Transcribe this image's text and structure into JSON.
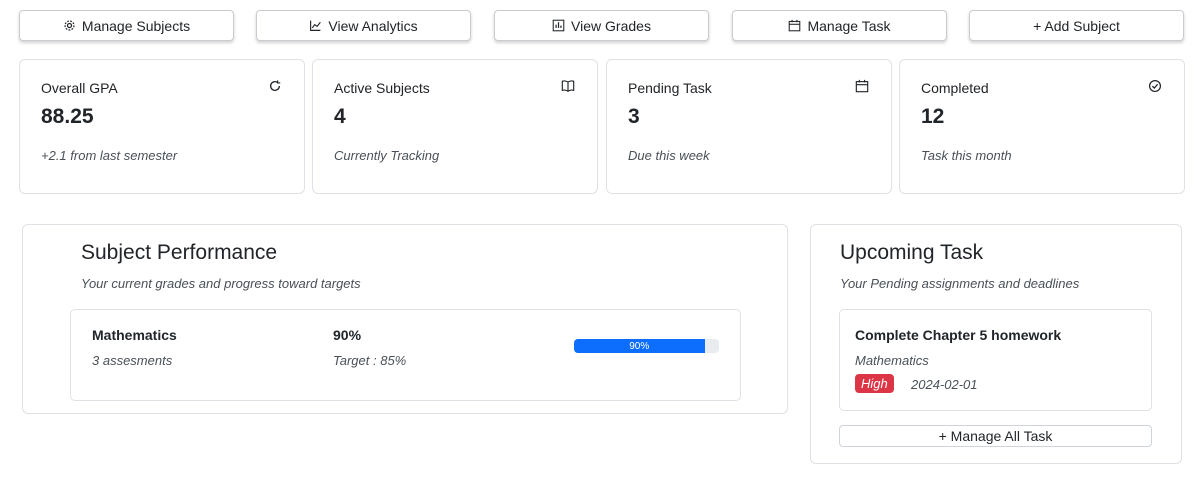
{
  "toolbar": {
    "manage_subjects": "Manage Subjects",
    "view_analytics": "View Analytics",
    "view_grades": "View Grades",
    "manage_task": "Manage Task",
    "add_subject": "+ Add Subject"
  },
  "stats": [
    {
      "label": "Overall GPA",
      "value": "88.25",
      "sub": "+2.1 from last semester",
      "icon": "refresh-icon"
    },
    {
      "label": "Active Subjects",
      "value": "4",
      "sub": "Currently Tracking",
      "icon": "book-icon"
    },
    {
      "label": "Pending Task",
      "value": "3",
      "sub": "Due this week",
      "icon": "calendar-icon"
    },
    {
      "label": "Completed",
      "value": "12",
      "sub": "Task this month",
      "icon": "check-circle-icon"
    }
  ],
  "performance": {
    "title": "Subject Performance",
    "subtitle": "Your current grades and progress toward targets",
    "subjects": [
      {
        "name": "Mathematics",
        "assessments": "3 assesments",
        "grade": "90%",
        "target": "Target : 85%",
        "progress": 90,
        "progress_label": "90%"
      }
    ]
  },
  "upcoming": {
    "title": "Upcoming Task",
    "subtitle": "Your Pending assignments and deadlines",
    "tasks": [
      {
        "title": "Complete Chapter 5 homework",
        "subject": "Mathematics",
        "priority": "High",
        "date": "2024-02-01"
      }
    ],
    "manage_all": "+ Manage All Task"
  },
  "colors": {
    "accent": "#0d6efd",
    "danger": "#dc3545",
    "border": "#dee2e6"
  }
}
____
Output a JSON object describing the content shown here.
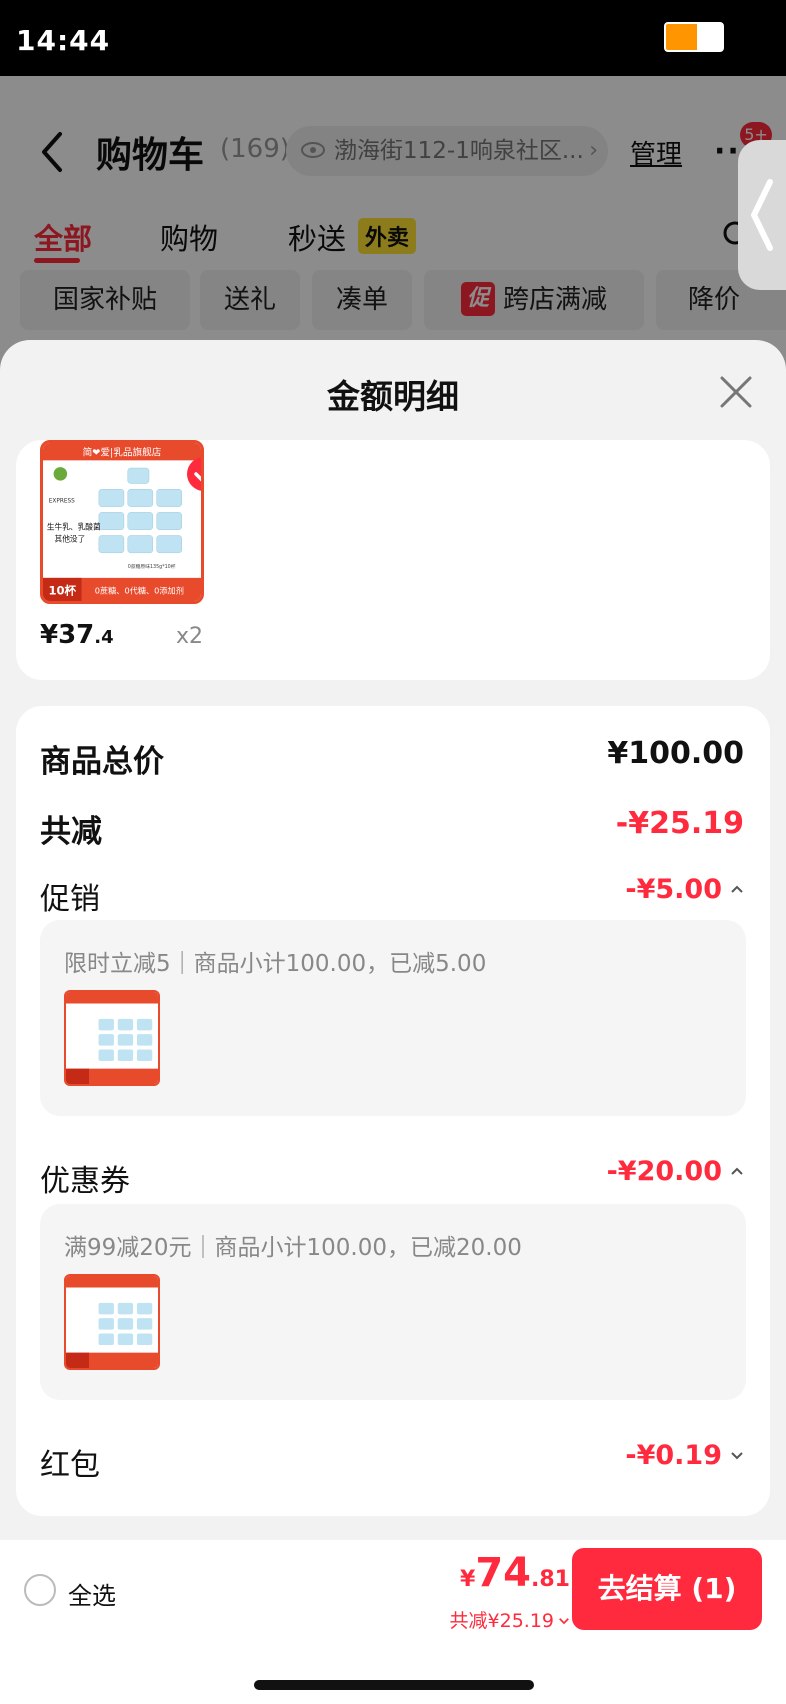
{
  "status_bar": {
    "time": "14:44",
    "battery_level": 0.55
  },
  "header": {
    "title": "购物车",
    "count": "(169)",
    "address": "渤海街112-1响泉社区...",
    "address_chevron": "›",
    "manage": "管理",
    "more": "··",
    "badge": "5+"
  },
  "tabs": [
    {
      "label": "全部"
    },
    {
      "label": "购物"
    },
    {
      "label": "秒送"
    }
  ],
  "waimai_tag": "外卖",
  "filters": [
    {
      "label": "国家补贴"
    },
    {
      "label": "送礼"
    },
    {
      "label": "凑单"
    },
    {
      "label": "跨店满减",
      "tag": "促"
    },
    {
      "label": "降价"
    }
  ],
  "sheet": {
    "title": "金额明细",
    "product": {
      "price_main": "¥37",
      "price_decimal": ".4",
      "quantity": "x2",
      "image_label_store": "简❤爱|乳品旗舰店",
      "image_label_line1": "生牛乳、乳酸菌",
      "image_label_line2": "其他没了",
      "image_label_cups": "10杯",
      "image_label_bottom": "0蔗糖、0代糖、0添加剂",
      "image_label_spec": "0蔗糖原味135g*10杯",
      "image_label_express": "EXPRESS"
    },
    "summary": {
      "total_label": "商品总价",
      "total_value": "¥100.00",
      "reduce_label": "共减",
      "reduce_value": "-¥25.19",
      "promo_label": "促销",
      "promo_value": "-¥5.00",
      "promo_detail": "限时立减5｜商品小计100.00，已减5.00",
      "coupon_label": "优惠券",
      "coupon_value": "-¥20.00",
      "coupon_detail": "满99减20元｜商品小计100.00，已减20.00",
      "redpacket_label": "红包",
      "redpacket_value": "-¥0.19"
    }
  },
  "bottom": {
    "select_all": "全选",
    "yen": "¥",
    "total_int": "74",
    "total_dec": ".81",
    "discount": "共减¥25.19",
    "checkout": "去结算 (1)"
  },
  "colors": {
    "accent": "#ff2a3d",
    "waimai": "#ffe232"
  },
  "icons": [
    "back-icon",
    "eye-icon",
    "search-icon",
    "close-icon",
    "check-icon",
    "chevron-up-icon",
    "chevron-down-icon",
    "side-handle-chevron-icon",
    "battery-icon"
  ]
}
____
▶ **Short exercise**: Read through the entries and copy each line in which "JSON" appears.

▶ **Reply**:
Transcribe this image's text and structure into JSON.
Output a JSON object describing the content shown here.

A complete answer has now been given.